**PROBLEM TO SOLVE**
Rewrite the lines from the first one up to and including the line with "Polygon shape [55,124,78,131]", changing every "Ellipse shape" to "Oval shape" and leaving the rest unchanged.

**MATERIALS PROVIDED**
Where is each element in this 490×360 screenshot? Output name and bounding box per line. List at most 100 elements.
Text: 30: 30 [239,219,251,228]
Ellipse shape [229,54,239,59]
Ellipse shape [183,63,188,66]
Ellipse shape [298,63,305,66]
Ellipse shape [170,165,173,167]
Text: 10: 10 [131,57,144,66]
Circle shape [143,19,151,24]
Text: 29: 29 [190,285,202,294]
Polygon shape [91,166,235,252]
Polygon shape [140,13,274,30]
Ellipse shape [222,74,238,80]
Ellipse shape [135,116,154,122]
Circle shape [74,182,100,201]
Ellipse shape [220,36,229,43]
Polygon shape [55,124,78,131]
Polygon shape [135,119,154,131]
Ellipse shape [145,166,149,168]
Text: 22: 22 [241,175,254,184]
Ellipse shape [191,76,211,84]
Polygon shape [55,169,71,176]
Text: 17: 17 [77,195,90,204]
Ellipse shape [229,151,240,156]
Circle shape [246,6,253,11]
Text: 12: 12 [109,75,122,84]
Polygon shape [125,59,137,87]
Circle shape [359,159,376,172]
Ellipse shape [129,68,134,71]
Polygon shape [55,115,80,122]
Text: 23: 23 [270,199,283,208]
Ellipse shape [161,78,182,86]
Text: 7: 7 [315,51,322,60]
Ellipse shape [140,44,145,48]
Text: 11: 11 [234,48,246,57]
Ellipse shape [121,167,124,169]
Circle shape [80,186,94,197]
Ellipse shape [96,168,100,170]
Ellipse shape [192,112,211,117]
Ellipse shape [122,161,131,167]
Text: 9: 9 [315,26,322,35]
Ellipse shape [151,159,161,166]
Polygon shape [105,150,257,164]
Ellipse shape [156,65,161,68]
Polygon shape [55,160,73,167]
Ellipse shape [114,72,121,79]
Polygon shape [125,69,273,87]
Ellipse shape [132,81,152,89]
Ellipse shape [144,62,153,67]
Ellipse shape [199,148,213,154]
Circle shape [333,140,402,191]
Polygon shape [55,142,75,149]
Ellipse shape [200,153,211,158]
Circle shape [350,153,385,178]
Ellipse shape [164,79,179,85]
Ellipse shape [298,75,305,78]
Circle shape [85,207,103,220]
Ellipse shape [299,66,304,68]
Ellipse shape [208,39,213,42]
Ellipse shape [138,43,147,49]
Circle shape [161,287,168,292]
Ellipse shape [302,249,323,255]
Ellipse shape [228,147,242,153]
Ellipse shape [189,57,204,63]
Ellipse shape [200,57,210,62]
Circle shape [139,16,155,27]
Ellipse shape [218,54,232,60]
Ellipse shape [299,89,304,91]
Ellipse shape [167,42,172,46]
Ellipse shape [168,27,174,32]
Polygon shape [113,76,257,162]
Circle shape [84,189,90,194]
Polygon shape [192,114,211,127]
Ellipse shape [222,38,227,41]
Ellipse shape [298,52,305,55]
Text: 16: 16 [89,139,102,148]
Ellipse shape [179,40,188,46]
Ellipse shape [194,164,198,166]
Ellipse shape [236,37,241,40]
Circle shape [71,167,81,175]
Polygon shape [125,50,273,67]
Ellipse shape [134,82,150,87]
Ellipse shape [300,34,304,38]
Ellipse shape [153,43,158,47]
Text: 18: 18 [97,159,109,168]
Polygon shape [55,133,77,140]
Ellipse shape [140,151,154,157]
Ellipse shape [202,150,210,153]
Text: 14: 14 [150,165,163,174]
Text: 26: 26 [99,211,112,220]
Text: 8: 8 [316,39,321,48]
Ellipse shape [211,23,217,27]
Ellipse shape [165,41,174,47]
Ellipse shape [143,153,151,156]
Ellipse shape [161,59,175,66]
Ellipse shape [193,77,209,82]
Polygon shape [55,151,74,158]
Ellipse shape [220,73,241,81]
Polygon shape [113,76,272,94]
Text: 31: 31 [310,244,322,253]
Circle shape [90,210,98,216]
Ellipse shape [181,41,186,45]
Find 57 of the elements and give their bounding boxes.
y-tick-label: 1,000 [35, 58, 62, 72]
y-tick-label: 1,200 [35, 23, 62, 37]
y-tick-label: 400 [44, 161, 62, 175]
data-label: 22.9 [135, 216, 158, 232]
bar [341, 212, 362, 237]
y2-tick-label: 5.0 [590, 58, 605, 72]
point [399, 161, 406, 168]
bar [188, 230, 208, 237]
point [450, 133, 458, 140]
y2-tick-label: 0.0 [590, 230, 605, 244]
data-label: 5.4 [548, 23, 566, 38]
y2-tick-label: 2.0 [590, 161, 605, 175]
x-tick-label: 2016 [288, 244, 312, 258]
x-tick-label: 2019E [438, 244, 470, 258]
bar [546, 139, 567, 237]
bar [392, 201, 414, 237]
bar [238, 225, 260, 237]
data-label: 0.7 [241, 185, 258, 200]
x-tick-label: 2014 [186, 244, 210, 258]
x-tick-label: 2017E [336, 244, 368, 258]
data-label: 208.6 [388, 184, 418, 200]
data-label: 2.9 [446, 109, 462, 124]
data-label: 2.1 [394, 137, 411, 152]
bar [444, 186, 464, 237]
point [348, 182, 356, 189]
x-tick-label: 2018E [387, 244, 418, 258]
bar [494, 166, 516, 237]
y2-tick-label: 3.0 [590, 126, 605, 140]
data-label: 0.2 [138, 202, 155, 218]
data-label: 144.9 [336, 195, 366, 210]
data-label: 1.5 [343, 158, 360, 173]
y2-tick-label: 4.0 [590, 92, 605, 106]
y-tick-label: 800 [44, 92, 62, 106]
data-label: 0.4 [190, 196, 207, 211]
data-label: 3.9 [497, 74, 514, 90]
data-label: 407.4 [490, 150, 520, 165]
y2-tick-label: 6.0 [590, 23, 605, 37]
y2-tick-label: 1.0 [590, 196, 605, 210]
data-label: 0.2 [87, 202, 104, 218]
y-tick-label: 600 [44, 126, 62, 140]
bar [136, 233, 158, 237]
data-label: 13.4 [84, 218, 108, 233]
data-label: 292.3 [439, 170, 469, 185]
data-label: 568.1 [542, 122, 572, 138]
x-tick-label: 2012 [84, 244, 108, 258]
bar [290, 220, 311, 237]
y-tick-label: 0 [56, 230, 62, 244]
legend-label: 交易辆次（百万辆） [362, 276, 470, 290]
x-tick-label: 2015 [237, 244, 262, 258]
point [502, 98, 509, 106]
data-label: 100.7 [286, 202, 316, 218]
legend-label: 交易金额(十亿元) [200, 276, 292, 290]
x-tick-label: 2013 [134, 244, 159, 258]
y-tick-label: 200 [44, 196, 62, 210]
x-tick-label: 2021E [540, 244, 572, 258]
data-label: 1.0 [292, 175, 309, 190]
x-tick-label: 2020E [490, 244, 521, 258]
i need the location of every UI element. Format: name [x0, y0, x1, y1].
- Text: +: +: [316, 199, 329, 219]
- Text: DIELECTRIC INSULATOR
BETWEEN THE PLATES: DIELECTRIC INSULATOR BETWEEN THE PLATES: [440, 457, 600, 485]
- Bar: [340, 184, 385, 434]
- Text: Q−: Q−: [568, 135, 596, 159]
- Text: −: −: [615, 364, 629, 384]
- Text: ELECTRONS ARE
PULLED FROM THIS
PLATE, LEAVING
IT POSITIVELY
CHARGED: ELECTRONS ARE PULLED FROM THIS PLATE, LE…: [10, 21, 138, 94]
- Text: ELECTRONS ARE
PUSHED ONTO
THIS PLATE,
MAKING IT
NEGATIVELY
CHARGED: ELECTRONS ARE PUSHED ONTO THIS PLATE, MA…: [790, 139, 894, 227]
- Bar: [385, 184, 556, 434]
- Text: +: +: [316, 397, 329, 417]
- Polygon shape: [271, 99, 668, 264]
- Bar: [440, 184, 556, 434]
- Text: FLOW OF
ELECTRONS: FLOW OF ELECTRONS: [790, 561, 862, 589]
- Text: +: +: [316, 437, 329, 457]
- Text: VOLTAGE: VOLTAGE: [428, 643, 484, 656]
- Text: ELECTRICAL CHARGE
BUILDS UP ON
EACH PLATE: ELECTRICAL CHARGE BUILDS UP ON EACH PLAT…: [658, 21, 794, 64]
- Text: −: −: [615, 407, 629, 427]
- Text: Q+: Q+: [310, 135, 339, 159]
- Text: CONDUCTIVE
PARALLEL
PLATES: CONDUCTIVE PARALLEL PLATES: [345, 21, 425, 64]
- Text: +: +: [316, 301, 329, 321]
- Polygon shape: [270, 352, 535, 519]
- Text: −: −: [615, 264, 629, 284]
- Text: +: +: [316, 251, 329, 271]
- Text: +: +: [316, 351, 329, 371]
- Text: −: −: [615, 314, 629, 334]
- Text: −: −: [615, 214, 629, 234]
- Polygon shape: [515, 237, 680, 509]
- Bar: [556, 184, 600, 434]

**TASK ANSWER**
Where is each element in this 490×360 screenshot? Output name and bounding box per line. List at most 100 elements.
Text: 30: 30 [239,219,251,228]
Oval shape [229,54,239,59]
Oval shape [183,63,188,66]
Oval shape [298,63,305,66]
Oval shape [170,165,173,167]
Text: 10: 10 [131,57,144,66]
Circle shape [143,19,151,24]
Text: 29: 29 [190,285,202,294]
Polygon shape [91,166,235,252]
Polygon shape [140,13,274,30]
Oval shape [222,74,238,80]
Oval shape [135,116,154,122]
Circle shape [74,182,100,201]
Oval shape [220,36,229,43]
Polygon shape [55,124,78,131]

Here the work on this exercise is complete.